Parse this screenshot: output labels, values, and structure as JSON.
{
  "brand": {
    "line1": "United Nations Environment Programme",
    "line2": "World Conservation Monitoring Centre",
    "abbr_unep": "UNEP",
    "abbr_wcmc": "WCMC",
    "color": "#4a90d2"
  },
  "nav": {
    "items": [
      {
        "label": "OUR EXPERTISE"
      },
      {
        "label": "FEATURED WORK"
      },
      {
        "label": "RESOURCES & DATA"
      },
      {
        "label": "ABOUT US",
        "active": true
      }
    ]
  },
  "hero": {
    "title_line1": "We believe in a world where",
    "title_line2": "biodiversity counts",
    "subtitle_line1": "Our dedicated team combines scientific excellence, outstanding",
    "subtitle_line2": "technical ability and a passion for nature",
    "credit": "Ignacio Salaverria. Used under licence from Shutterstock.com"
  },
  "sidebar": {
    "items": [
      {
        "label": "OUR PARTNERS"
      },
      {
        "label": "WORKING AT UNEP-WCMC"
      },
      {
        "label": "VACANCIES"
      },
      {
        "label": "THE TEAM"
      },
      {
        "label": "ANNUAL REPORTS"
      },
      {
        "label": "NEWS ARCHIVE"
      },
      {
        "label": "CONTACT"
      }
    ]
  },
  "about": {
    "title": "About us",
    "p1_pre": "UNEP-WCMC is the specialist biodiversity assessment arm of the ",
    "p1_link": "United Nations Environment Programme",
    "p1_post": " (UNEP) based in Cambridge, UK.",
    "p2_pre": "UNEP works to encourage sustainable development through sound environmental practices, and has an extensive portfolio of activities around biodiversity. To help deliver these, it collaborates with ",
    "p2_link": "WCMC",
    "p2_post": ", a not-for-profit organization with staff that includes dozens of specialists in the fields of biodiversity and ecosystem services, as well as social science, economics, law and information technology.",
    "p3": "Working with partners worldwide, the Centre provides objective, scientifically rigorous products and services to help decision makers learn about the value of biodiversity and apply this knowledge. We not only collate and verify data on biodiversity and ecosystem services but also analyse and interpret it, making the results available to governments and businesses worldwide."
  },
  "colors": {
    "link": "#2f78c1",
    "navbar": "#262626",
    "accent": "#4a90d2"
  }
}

## Problem statement
Nothing in the listing may be changed; retype it all exactly.

## Task output
Parse this screenshot: output labels, values, and structure as JSON.
{
  "brand": {
    "line1": "United Nations Environment Programme",
    "line2": "World Conservation Monitoring Centre",
    "abbr_unep": "UNEP",
    "abbr_wcmc": "WCMC",
    "color": "#4a90d2"
  },
  "nav": {
    "items": [
      {
        "label": "OUR EXPERTISE"
      },
      {
        "label": "FEATURED WORK"
      },
      {
        "label": "RESOURCES & DATA"
      },
      {
        "label": "ABOUT US",
        "active": true
      }
    ]
  },
  "hero": {
    "title_line1": "We believe in a world where",
    "title_line2": "biodiversity counts",
    "subtitle_line1": "Our dedicated team combines scientific excellence, outstanding",
    "subtitle_line2": "technical ability and a passion for nature",
    "credit": "Ignacio Salaverria. Used under licence from Shutterstock.com"
  },
  "sidebar": {
    "items": [
      {
        "label": "OUR PARTNERS"
      },
      {
        "label": "WORKING AT UNEP-WCMC"
      },
      {
        "label": "VACANCIES"
      },
      {
        "label": "THE TEAM"
      },
      {
        "label": "ANNUAL REPORTS"
      },
      {
        "label": "NEWS ARCHIVE"
      },
      {
        "label": "CONTACT"
      }
    ]
  },
  "about": {
    "title": "About us",
    "p1_pre": "UNEP-WCMC is the specialist biodiversity assessment arm of the ",
    "p1_link": "United Nations Environment Programme",
    "p1_post": " (UNEP) based in Cambridge, UK.",
    "p2_pre": "UNEP works to encourage sustainable development through sound environmental practices, and has an extensive portfolio of activities around biodiversity. To help deliver these, it collaborates with ",
    "p2_link": "WCMC",
    "p2_post": ", a not-for-profit organization with staff that includes dozens of specialists in the fields of biodiversity and ecosystem services, as well as social science, economics, law and information technology.",
    "p3": "Working with partners worldwide, the Centre provides objective, scientifically rigorous products and services to help decision makers learn about the value of biodiversity and apply this knowledge. We not only collate and verify data on biodiversity and ecosystem services but also analyse and interpret it, making the results available to governments and businesses worldwide."
  },
  "colors": {
    "link": "#2f78c1",
    "navbar": "#262626",
    "accent": "#4a90d2"
  }
}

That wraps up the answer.